:: OBJECTIVE ::
Reproduce every line of the records below verbatim, leaving out the pictures.

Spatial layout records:
════
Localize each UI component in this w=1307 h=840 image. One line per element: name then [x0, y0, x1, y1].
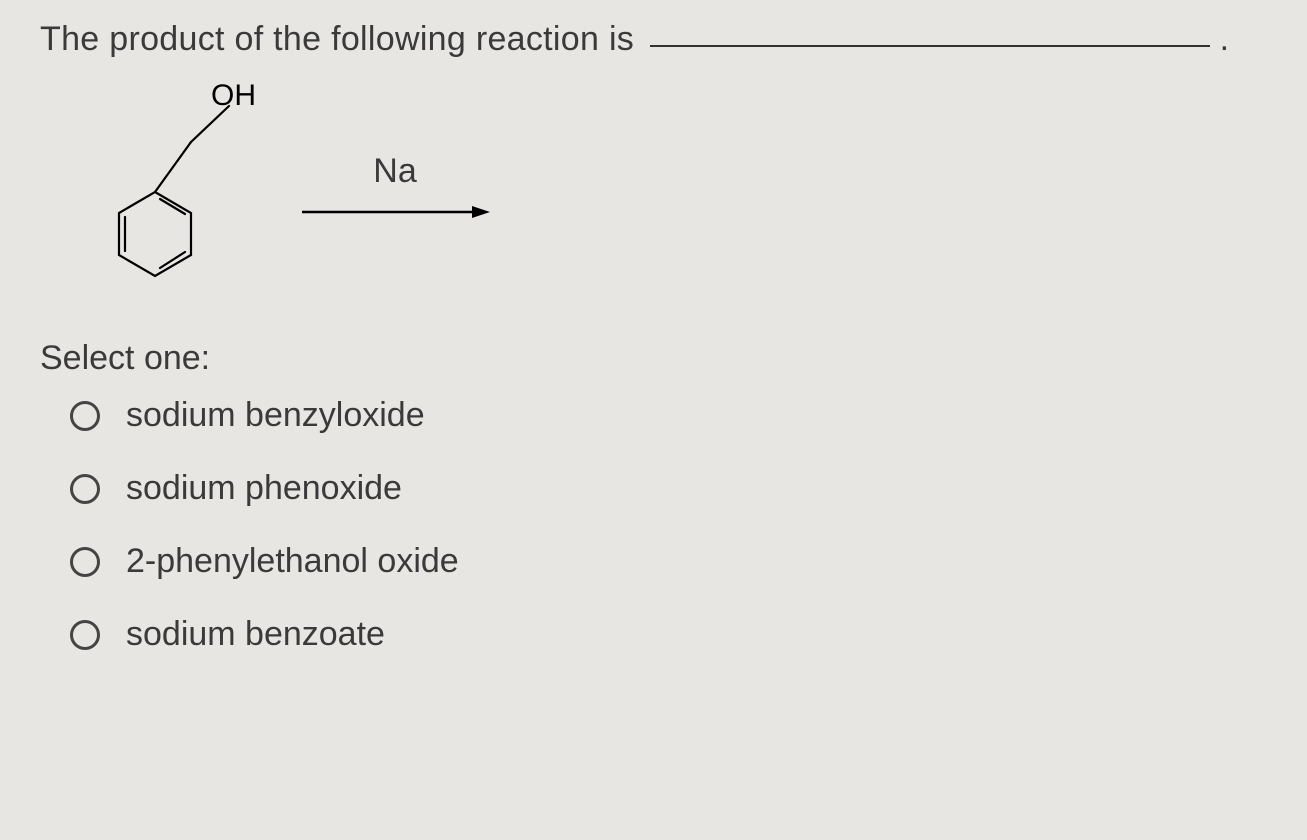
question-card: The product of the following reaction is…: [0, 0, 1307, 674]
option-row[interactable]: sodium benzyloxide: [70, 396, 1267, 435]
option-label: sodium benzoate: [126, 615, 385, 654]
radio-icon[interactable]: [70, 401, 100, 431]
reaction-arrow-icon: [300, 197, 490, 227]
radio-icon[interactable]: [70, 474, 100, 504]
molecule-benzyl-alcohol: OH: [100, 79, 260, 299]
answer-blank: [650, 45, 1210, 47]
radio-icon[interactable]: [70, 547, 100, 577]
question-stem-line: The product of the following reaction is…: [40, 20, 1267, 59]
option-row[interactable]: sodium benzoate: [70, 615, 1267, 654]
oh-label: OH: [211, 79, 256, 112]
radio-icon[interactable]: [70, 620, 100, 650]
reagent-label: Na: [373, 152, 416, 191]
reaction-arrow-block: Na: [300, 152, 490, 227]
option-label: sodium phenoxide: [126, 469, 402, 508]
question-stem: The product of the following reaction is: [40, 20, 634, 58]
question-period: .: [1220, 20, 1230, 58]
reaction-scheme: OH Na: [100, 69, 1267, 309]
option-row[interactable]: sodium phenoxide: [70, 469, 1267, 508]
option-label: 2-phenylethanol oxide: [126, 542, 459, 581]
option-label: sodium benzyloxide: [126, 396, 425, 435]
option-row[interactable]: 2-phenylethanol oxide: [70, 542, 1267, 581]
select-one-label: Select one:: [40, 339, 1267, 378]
════
:: FINISHED EXERCISE ::
Localize each UI component in this w=1307 h=840 image. One line per element: name then [x0, y0, x1, y1].
question-card: The product of the following reaction is…: [0, 0, 1307, 674]
option-row[interactable]: sodium benzyloxide: [70, 396, 1267, 435]
option-label: sodium benzoate: [126, 615, 385, 654]
radio-icon[interactable]: [70, 401, 100, 431]
reaction-arrow-icon: [300, 197, 490, 227]
radio-icon[interactable]: [70, 474, 100, 504]
molecule-benzyl-alcohol: OH: [100, 79, 260, 299]
answer-blank: [650, 45, 1210, 47]
radio-icon[interactable]: [70, 547, 100, 577]
question-stem-line: The product of the following reaction is…: [40, 20, 1267, 59]
option-row[interactable]: sodium benzoate: [70, 615, 1267, 654]
oh-label: OH: [211, 79, 256, 112]
radio-icon[interactable]: [70, 620, 100, 650]
reagent-label: Na: [373, 152, 416, 191]
reaction-arrow-block: Na: [300, 152, 490, 227]
option-label: sodium phenoxide: [126, 469, 402, 508]
question-stem: The product of the following reaction is: [40, 20, 634, 58]
question-period: .: [1220, 20, 1230, 58]
reaction-scheme: OH Na: [100, 69, 1267, 309]
option-row[interactable]: sodium phenoxide: [70, 469, 1267, 508]
option-label: 2-phenylethanol oxide: [126, 542, 459, 581]
option-label: sodium benzyloxide: [126, 396, 425, 435]
option-row[interactable]: 2-phenylethanol oxide: [70, 542, 1267, 581]
select-one-label: Select one:: [40, 339, 1267, 378]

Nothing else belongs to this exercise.